● Brief 1
Transcribe the records exactly, starting with their first line and going on through the line that contains "data-point-miac [646,317,669,340]".

● Document section
....
Obama knew that al Qaeda wasn’t so “decimated”

| September 10, 2013

The Washington Times reports that while the president was campaigning last year and touting the “decimation” of al Qaeda as one of his accomplishments, he knew differently from classified briefings;

The gulf between the classified briefings and Mr. Obama’s pronouncements on the campaign trail touched off a closed-door debate inside the intelligence community about whether the terrorist group’s demise was being overstated for political reasons, officials told The Washington Times.

Many Americans believed when they voted in November that the president was justifiably touting a major national security success of his first term. After all, U.S. special operations forces succeeded in May 2011 in capturing and killing the al Qaeda founder and original leader, Osama bin Laden, in Pakistan.
....
● Information supplied
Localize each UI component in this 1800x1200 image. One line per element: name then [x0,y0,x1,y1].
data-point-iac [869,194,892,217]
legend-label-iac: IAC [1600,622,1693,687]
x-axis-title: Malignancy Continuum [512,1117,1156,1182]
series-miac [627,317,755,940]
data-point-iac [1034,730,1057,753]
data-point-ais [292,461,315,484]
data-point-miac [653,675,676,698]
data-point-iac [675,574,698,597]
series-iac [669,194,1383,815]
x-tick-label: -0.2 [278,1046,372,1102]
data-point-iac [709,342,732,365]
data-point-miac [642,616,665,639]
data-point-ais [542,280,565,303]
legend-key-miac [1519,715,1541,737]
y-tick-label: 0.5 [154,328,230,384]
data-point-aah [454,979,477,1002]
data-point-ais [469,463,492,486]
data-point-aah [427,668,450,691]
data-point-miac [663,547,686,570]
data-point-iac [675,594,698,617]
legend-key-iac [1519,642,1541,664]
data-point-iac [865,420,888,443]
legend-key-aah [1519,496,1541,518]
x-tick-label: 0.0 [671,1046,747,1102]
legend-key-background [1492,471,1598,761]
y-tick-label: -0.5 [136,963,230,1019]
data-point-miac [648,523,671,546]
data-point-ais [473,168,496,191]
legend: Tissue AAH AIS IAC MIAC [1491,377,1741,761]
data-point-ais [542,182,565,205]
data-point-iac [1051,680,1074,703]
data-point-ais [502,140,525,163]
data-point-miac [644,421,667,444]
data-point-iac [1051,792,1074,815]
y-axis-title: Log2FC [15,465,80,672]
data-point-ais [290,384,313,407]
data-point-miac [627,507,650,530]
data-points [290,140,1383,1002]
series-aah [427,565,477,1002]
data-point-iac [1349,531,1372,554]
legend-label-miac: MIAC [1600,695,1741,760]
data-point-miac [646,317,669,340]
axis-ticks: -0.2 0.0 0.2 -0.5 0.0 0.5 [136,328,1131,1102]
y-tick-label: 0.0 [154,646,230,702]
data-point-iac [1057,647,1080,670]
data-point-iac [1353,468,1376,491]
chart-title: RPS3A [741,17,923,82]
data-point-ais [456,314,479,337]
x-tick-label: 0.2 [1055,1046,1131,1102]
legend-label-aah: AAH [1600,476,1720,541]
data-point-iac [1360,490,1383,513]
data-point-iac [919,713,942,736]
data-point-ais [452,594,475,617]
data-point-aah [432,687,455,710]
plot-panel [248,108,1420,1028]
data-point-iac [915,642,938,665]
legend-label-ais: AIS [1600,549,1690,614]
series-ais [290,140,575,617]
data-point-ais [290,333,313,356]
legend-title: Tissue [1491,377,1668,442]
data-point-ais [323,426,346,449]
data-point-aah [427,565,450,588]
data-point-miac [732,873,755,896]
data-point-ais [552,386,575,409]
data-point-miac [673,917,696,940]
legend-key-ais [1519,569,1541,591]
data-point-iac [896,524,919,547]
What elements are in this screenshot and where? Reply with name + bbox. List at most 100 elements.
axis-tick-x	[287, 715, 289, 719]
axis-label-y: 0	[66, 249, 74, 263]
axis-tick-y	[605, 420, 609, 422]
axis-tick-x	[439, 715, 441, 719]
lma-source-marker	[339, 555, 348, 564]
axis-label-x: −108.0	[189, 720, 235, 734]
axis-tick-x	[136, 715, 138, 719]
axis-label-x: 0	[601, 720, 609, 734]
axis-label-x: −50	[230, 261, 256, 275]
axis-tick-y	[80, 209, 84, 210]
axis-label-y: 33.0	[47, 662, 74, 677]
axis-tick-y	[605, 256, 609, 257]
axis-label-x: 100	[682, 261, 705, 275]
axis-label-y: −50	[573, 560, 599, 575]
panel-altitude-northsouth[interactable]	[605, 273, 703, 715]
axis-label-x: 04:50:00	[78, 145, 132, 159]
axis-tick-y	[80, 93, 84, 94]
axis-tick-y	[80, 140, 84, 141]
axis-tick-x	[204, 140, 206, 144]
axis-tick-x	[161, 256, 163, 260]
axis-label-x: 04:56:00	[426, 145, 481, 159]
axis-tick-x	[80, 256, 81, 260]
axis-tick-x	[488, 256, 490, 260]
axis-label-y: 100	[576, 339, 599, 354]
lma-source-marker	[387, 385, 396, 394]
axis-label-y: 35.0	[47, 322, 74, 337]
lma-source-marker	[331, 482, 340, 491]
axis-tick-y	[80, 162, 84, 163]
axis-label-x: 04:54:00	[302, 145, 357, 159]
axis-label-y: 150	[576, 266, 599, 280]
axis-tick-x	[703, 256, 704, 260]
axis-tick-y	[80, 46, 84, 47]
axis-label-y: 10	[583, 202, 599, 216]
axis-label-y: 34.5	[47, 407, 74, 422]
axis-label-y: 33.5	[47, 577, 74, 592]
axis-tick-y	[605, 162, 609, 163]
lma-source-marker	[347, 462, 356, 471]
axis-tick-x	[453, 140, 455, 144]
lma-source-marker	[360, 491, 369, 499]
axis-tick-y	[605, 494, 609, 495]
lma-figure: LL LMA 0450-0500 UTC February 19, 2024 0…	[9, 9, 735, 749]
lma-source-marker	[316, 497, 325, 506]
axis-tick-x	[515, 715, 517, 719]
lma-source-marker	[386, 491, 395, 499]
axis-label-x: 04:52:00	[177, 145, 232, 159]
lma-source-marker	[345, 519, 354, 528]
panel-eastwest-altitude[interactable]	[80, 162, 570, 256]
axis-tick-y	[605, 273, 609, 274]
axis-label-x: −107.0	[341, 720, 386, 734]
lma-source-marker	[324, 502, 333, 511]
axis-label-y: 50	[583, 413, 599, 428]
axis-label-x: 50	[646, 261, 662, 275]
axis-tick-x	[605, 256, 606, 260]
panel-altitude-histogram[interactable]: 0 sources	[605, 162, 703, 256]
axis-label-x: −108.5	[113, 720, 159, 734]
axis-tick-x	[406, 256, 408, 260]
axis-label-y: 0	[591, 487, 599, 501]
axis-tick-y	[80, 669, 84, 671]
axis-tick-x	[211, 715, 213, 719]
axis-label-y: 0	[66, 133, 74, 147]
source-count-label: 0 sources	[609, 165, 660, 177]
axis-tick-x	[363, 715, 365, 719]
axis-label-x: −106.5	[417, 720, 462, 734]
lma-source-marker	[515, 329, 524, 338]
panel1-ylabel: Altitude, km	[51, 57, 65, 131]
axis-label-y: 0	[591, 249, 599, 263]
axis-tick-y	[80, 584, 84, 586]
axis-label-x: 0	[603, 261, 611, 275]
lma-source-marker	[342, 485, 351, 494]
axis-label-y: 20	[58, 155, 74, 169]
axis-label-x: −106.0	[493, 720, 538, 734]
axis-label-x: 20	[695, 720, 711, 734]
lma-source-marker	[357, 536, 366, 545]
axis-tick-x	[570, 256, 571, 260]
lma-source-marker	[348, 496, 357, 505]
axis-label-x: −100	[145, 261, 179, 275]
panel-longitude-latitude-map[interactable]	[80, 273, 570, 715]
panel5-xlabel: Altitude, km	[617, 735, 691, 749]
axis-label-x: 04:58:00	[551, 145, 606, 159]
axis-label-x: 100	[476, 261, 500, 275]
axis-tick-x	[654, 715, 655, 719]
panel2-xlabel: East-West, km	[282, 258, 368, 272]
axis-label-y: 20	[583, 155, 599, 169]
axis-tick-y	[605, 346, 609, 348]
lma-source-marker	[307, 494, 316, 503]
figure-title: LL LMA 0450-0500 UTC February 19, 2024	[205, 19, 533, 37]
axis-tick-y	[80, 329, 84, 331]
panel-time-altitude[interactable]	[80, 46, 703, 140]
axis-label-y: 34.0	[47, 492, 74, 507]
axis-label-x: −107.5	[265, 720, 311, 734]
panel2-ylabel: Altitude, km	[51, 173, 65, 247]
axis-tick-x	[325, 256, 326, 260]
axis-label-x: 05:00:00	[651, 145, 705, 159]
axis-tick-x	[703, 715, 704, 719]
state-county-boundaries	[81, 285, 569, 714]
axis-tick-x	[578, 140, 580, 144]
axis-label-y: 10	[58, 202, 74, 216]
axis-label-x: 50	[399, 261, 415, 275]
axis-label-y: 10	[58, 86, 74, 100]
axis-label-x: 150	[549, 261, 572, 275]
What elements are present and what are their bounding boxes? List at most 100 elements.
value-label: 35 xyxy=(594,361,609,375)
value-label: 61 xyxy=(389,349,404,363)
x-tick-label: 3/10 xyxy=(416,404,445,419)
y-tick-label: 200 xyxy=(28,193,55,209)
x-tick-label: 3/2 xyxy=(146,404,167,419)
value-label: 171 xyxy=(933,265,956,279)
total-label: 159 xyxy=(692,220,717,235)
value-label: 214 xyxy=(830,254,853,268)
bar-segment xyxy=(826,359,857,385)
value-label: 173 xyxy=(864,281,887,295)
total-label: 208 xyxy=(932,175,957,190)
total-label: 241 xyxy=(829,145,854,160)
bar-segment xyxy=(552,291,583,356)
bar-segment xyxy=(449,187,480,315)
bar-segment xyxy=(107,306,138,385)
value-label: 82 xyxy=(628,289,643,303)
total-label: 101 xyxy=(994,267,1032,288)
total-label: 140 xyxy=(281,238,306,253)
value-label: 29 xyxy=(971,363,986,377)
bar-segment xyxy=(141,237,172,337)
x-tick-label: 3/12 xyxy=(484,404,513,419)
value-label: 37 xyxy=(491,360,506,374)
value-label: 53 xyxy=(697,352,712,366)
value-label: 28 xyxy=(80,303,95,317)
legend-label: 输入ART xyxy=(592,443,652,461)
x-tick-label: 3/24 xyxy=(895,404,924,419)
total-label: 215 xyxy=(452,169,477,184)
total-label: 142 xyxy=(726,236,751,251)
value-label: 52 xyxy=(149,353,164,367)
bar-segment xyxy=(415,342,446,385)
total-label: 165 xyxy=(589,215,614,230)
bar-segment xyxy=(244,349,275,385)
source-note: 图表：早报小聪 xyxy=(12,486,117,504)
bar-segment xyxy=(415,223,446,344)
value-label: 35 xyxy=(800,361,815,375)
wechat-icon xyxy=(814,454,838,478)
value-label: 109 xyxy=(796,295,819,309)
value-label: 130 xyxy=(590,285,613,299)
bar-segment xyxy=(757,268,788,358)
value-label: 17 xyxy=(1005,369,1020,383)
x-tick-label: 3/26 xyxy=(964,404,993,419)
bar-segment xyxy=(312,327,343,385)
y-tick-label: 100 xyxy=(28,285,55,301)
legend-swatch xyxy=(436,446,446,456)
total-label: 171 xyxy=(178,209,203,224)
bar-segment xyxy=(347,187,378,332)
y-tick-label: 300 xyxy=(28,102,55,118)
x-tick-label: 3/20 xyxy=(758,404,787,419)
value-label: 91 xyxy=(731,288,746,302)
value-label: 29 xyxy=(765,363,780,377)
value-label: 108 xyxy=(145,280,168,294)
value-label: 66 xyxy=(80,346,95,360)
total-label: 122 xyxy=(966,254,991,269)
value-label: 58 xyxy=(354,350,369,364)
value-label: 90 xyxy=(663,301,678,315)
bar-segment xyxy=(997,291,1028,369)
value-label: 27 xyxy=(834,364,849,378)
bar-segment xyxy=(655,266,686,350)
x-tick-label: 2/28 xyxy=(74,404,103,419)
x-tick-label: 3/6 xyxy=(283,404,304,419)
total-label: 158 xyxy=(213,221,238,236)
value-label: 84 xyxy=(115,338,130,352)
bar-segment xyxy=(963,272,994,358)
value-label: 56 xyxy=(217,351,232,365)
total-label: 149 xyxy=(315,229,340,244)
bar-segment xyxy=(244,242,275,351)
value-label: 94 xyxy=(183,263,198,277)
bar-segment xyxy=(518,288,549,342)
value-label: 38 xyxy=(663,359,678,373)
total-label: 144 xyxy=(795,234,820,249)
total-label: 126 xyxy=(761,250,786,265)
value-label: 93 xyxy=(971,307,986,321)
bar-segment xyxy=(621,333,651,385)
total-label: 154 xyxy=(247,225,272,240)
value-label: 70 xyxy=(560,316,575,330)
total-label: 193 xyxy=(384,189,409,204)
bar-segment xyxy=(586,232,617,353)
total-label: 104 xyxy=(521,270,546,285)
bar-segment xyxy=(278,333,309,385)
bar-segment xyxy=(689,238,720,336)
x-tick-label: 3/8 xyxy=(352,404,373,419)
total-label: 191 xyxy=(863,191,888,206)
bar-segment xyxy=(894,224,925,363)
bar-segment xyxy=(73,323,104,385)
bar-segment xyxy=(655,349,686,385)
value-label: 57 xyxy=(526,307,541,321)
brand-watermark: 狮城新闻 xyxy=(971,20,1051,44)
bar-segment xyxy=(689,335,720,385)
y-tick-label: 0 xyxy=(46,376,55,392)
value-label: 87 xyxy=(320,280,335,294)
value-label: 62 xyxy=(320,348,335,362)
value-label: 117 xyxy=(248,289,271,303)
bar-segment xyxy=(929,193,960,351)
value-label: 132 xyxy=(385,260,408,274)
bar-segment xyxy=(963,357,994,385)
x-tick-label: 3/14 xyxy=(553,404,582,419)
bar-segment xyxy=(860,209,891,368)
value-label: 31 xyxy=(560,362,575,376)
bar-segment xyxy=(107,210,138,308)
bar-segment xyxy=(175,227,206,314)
....
● Brief 2
Restate word for word the passage of the article on Obama and al Qaeda, starting with "Many Americans believed" and going on through "Laden, in Pakistan.".

● Expected output 1
Localize each UI component in this 1800x1200 image. One line per element: name then [x0,y0,x1,y1].
data-point-iac [869,194,892,217]
legend-label-iac: IAC [1600,622,1693,687]
x-axis-title: Malignancy Continuum [512,1117,1156,1182]
series-miac [627,317,755,940]
data-point-iac [1034,730,1057,753]
data-point-ais [292,461,315,484]
data-point-miac [653,675,676,698]
data-point-iac [675,574,698,597]
series-iac [669,194,1383,815]
x-tick-label: -0.2 [278,1046,372,1102]
data-point-iac [709,342,732,365]
data-point-miac [642,616,665,639]
data-point-ais [542,280,565,303]
legend-key-miac [1519,715,1541,737]
y-tick-label: 0.5 [154,328,230,384]
data-point-aah [454,979,477,1002]
data-point-ais [469,463,492,486]
data-point-aah [427,668,450,691]
data-point-miac [663,547,686,570]
data-point-iac [675,594,698,617]
legend-key-iac [1519,642,1541,664]
data-point-iac [865,420,888,443]
legend-key-aah [1519,496,1541,518]
x-tick-label: 0.0 [671,1046,747,1102]
legend-key-background [1492,471,1598,761]
y-tick-label: -0.5 [136,963,230,1019]
data-point-miac [648,523,671,546]
data-point-ais [473,168,496,191]
legend: Tissue AAH AIS IAC MIAC [1491,377,1741,761]
data-point-ais [542,182,565,205]
data-point-iac [1051,680,1074,703]
data-point-ais [502,140,525,163]
data-point-miac [644,421,667,444]
data-point-iac [1051,792,1074,815]
y-axis-title: Log2FC [15,465,80,672]
data-point-ais [290,384,313,407]
data-point-miac [627,507,650,530]
data-points [290,140,1383,1002]
series-aah [427,565,477,1002]
data-point-iac [1349,531,1372,554]
legend-label-miac: MIAC [1600,695,1741,760]
data-point-miac [646,317,669,340]

● Expected output 2
Many Americans believed when they voted in November that the president was justifiably touting a major national security success of his first term. After all, U.S. special operations forces succeeded in May 2011 in capturing and killing the al Qaeda founder and original leader, Osama bin Laden, in Pakistan.